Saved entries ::
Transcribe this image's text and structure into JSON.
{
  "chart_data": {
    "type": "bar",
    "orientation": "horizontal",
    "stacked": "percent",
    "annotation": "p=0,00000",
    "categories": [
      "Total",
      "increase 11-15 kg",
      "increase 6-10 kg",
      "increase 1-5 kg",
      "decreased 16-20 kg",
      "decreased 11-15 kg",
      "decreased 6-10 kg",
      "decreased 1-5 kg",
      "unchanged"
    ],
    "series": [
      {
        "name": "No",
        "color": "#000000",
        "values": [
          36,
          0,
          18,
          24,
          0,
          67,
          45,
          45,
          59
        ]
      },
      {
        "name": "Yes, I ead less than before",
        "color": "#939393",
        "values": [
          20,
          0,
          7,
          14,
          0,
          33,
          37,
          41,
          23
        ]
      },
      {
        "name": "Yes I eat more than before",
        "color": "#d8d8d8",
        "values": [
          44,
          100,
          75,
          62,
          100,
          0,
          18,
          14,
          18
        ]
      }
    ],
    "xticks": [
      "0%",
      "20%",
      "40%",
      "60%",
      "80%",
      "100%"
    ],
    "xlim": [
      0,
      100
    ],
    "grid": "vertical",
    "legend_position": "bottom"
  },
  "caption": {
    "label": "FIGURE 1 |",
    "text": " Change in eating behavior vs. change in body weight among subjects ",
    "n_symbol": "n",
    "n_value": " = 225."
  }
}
--
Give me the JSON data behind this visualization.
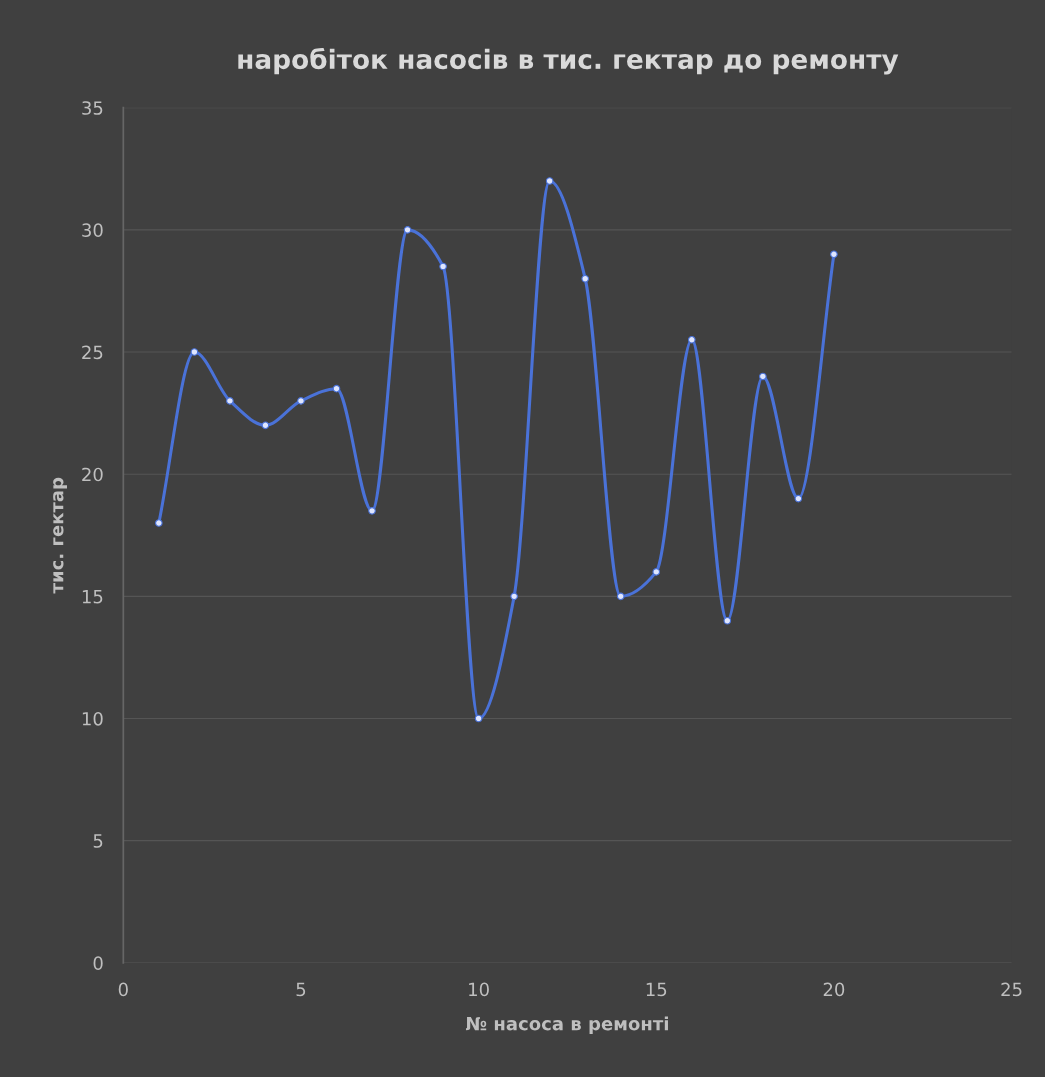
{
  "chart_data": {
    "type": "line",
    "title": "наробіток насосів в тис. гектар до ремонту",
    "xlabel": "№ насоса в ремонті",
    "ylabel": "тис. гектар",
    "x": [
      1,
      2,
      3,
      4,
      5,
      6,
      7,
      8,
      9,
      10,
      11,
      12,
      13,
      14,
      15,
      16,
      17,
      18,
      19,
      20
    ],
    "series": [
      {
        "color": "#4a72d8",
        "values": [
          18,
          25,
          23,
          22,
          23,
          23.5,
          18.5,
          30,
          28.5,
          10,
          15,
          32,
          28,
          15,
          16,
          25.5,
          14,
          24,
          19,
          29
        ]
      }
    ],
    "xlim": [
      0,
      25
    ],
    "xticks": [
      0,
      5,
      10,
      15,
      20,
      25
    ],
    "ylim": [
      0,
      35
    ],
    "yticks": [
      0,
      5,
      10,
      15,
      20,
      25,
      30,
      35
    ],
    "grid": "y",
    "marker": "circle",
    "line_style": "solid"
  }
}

WRITTEN INSTRUCTION ::
Show every line that contains the word "color".

EXERCISE SOLUTION ::
        "color": "#000000",
        "color": "#939393",
        "color": "#d8d8d8",
        "color": "#4a72d8",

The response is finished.